**Written task**
In how many lines of the data does the word "غاية" appear? Give the number by itself.

(Source records)

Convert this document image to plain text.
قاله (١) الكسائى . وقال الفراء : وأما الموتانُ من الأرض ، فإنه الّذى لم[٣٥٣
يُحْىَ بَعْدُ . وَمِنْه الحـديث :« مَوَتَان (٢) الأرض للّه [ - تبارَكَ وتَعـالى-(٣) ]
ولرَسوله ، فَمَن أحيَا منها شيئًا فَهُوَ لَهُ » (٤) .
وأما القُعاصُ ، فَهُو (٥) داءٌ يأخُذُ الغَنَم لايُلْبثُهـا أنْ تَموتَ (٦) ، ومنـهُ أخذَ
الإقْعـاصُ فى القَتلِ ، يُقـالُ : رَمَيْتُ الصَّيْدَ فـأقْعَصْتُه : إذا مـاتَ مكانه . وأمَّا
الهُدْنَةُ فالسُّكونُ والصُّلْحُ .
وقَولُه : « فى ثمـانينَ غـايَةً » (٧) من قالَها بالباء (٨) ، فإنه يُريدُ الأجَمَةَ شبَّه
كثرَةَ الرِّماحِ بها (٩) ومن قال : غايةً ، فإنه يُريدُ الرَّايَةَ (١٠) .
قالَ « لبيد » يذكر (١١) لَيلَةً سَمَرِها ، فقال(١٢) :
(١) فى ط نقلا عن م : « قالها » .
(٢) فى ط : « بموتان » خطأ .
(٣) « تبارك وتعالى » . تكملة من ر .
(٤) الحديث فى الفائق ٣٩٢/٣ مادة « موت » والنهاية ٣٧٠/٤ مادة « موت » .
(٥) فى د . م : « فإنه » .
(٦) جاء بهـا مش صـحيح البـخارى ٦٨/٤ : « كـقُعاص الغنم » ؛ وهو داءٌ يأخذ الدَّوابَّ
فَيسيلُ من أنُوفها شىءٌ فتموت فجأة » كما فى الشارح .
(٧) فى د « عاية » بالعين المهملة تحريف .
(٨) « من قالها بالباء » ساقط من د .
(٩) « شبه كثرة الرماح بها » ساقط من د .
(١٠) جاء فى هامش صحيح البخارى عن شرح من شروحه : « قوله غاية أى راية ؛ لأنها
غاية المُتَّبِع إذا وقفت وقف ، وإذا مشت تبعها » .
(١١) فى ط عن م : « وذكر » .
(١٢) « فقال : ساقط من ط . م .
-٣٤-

**Written answer**
3